═══ Input for this task

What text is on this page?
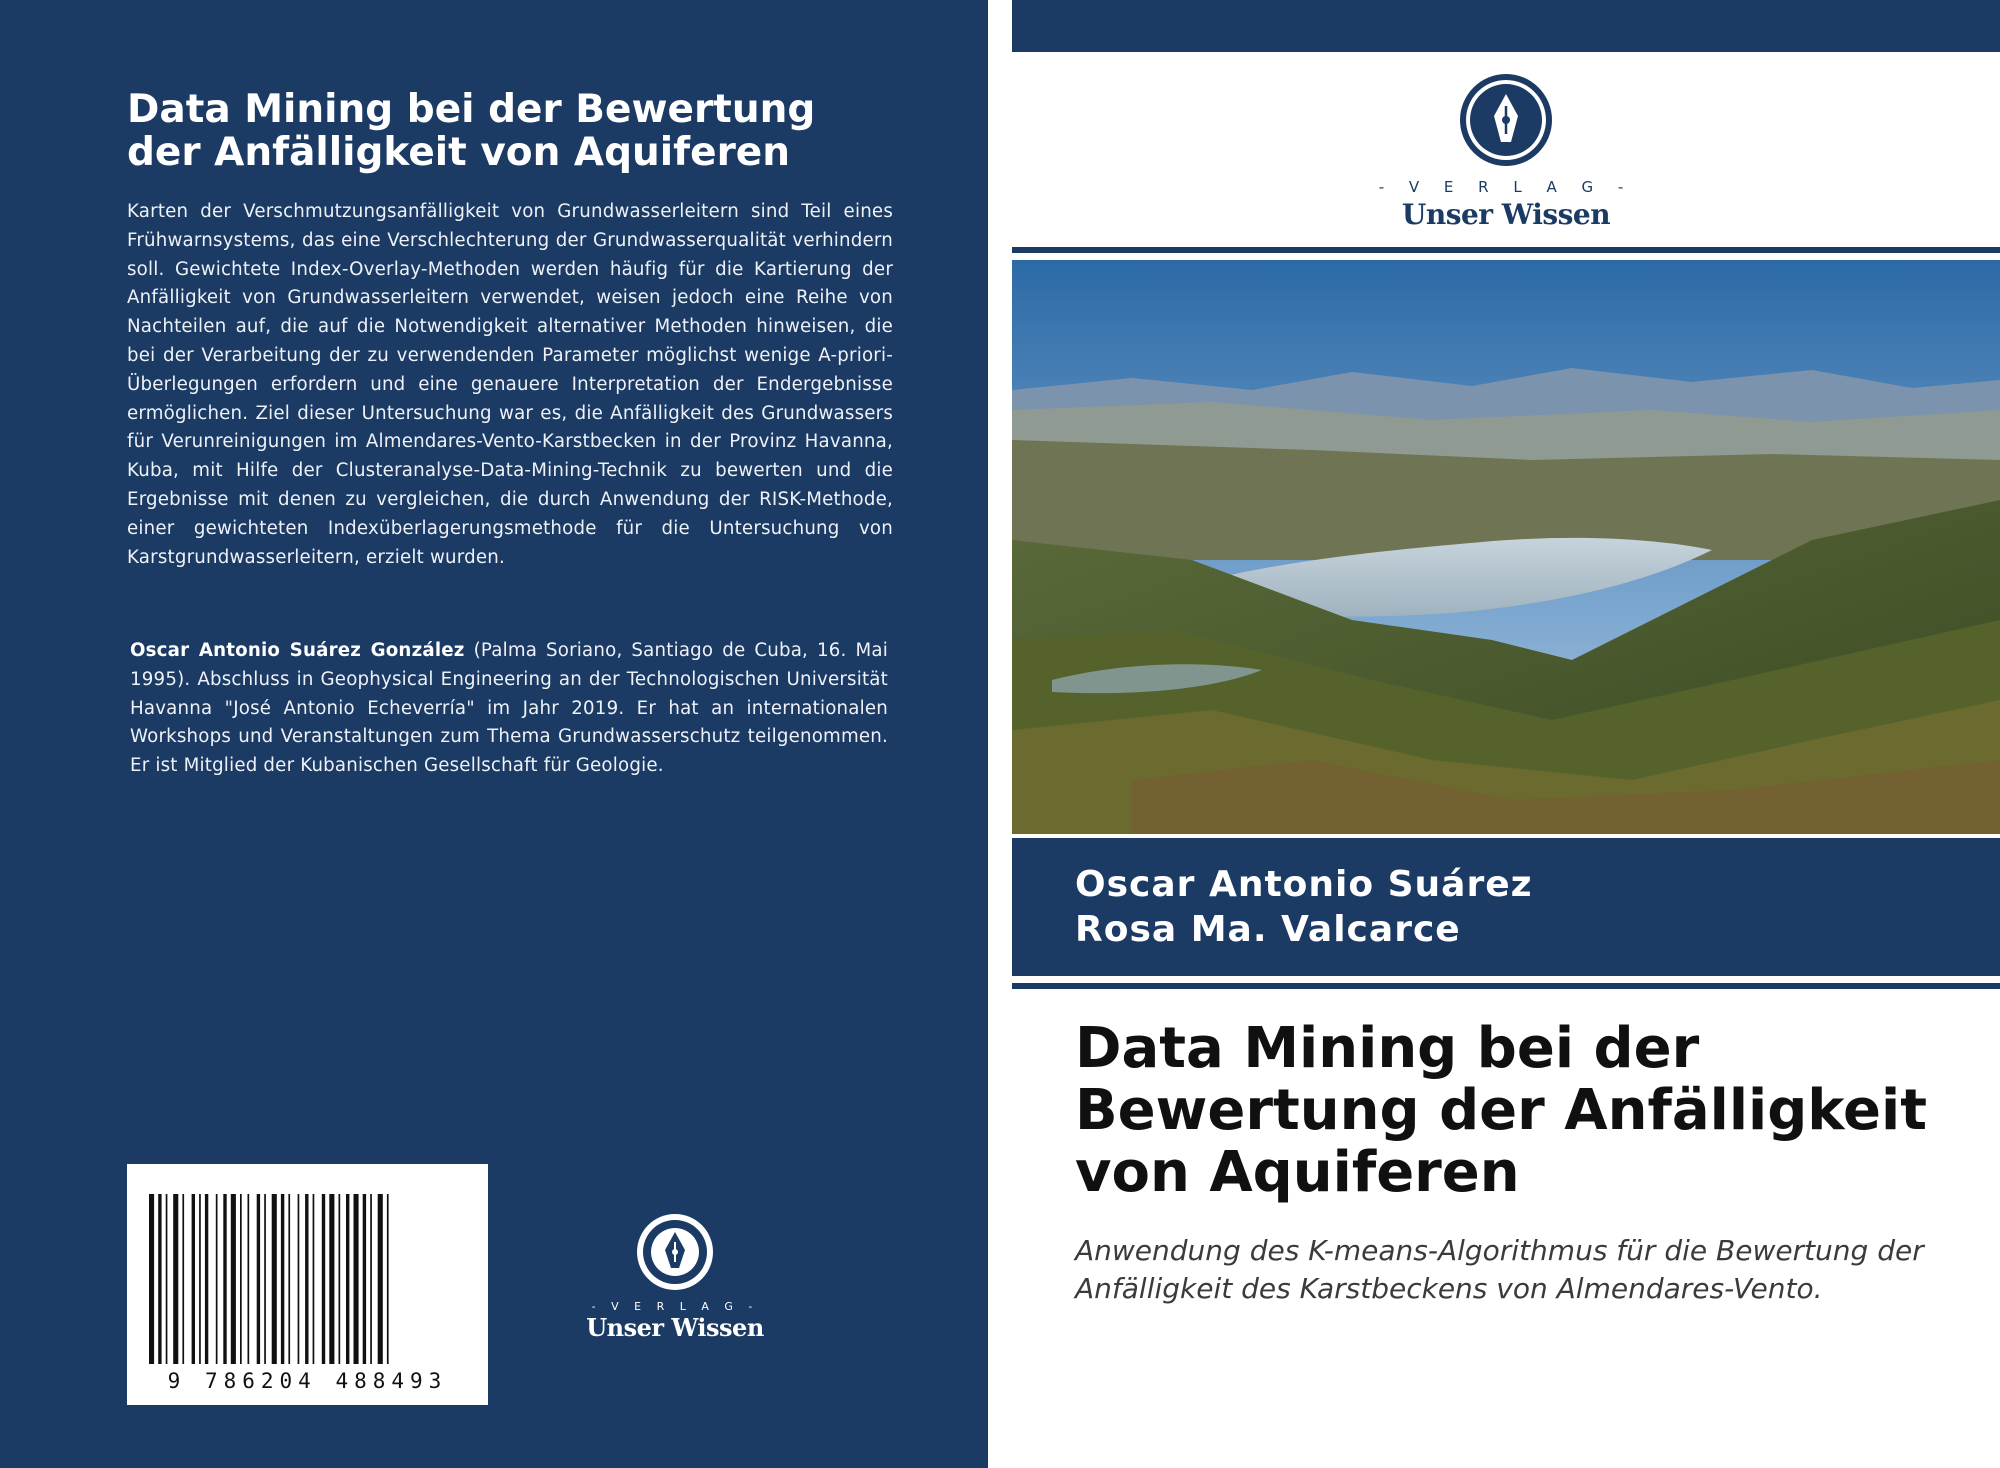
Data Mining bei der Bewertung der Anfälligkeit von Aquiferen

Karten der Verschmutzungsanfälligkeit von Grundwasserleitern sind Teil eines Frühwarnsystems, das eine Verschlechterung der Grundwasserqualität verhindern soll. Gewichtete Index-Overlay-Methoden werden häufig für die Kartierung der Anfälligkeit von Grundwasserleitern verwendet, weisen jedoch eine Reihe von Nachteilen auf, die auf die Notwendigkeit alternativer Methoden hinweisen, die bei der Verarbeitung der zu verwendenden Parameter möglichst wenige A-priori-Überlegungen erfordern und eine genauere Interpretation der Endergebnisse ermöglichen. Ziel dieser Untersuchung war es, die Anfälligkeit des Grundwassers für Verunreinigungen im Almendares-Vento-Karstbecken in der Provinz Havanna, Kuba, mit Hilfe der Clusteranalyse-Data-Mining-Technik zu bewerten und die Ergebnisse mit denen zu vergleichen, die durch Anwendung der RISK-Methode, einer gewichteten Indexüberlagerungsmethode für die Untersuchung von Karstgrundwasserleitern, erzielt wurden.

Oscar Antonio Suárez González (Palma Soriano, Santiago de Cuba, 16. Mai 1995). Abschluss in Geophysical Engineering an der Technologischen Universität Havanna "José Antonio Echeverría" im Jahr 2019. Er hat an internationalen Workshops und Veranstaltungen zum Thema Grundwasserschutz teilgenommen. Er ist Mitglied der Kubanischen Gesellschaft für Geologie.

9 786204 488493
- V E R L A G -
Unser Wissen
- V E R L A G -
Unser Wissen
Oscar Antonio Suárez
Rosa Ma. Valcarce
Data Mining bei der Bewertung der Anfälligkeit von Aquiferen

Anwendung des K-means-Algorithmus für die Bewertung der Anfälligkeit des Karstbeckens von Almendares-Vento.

══════
═══ Input for this task

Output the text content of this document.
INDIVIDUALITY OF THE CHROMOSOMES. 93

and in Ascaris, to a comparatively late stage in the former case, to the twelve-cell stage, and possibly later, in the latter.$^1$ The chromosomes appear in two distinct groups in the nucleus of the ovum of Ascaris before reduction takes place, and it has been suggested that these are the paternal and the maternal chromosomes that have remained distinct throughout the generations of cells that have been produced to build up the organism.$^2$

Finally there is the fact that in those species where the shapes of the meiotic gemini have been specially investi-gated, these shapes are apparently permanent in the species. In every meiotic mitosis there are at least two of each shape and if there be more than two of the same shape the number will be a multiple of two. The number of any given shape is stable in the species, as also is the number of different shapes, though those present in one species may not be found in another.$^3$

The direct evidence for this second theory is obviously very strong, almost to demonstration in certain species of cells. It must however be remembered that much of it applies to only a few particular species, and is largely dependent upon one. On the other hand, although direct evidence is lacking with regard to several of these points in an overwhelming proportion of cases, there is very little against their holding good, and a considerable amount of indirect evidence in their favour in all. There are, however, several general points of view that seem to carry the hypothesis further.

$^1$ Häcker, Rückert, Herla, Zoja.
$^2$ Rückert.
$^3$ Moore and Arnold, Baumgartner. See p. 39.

══════
═══ Input for this task

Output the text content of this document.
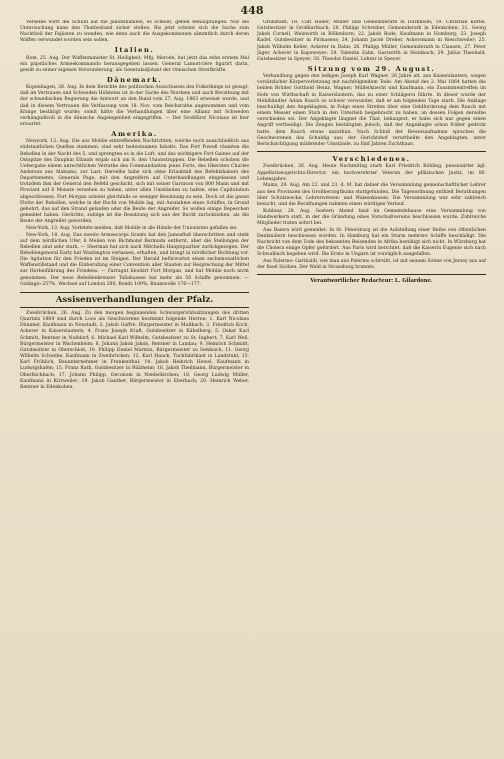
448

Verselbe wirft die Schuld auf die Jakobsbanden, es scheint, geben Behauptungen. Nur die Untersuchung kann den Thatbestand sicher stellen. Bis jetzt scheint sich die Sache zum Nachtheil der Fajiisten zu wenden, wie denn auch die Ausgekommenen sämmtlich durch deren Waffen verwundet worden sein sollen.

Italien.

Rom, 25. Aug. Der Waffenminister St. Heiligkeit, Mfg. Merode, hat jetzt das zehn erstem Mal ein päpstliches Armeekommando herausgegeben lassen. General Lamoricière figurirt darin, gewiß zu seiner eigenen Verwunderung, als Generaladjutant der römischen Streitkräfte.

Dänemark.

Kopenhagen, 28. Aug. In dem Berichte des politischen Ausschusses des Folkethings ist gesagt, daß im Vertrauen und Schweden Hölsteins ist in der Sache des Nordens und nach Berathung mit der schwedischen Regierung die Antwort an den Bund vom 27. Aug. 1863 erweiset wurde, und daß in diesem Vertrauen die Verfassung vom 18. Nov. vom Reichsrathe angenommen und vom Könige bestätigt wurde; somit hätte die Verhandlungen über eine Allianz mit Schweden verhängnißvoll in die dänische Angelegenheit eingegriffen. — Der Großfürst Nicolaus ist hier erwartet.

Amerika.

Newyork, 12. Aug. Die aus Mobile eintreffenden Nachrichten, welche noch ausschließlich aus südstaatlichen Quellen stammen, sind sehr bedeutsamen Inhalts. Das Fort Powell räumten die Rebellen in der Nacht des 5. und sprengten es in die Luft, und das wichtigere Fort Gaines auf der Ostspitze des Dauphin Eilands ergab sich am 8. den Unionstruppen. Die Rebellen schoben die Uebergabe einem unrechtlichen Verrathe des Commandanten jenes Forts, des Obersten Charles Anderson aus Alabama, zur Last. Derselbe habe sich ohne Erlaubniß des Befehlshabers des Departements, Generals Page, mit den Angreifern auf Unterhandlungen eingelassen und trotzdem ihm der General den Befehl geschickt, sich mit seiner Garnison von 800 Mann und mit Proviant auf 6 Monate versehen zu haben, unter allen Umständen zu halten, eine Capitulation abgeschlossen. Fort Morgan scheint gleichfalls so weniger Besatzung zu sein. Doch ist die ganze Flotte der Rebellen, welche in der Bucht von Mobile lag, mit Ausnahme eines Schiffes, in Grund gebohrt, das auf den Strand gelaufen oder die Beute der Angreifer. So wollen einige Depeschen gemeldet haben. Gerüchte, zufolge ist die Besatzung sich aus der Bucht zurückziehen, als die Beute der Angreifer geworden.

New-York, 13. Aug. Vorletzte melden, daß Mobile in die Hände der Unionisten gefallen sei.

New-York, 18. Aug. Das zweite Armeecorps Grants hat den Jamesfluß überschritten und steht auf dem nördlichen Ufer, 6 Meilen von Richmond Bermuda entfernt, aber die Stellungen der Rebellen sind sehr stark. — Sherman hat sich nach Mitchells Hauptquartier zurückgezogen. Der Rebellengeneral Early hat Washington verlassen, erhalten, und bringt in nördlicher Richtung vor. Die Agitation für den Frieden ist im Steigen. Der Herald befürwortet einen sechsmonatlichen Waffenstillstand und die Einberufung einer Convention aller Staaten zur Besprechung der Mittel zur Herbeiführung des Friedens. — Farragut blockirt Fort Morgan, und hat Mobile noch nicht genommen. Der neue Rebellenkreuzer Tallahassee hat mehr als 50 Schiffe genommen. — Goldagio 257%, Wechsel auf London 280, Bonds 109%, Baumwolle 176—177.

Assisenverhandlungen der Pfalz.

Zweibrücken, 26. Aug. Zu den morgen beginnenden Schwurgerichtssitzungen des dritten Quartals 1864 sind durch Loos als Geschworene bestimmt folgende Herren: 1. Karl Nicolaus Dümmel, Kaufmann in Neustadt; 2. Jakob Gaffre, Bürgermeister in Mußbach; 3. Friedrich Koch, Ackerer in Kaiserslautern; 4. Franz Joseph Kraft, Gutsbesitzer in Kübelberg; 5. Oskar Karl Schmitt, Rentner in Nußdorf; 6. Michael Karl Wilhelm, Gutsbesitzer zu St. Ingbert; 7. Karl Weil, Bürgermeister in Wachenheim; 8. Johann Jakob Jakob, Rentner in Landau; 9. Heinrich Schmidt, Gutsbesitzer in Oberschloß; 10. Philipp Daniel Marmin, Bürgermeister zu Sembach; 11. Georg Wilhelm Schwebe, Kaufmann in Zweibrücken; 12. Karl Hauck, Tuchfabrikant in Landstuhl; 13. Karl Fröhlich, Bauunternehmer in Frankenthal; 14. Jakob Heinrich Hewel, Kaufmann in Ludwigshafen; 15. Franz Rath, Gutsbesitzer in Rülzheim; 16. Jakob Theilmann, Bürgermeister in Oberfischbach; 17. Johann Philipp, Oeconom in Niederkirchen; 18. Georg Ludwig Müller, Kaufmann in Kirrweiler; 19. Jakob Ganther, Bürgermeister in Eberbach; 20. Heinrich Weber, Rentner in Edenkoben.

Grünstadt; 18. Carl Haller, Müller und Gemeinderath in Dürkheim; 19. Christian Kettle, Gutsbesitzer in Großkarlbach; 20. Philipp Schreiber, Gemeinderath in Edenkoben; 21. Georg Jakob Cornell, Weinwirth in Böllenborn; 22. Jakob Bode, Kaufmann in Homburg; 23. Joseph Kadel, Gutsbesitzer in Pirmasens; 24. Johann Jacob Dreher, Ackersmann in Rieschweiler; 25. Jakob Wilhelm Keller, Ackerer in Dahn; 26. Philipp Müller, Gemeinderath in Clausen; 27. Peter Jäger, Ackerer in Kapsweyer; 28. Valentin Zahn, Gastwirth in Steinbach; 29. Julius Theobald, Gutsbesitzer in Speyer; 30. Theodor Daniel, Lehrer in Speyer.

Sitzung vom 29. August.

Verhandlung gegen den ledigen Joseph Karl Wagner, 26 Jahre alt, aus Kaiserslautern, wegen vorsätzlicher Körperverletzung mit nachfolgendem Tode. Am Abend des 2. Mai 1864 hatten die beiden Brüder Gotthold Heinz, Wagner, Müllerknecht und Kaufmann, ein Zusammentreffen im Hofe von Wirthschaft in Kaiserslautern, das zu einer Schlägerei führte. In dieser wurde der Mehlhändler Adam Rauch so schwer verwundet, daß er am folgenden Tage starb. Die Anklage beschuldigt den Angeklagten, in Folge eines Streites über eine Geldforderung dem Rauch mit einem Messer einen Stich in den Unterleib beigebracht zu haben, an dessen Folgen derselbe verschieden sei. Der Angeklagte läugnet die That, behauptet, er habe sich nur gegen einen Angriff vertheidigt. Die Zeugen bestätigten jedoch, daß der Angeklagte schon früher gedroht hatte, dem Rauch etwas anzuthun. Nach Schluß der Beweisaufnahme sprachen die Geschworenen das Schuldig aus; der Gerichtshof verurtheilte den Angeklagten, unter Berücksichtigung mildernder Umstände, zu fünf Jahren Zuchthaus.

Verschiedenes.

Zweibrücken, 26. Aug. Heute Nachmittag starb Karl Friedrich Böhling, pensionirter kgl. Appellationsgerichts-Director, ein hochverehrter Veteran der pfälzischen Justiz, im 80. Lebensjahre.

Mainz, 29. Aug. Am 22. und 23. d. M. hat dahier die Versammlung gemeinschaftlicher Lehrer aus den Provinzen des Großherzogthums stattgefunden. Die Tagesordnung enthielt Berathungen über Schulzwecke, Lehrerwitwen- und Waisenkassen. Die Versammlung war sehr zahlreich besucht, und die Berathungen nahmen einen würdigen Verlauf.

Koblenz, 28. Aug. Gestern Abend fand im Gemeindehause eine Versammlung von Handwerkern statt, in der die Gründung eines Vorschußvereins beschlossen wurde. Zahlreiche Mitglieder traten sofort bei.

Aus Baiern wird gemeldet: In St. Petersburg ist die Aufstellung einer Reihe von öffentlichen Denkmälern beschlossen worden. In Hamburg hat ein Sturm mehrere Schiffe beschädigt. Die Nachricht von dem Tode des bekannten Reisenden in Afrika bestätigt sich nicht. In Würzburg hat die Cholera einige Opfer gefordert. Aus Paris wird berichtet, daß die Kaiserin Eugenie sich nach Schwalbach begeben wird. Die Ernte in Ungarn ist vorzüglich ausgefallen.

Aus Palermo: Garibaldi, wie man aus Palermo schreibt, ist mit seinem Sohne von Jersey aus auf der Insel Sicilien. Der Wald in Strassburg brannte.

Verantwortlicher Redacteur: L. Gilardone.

══════

**Directions for this task**
Given the word "Antonio", show every line of the records that contains it.

**Response to this exercise**
Oscar Antonio Suárez González (Palma Soriano, Santiago de Cuba, 16. Mai 1995). Abschluss in Geophysical Engineering an der Technologischen Universität Havanna "José Antonio Echeverría" im Jahr 2019. Er hat an internationalen Workshops und Veranstaltungen zum Thema Grundwasserschutz teilgenommen. Er ist Mitglied der Kubanischen Gesellschaft für Geologie.
Oscar Antonio Suárez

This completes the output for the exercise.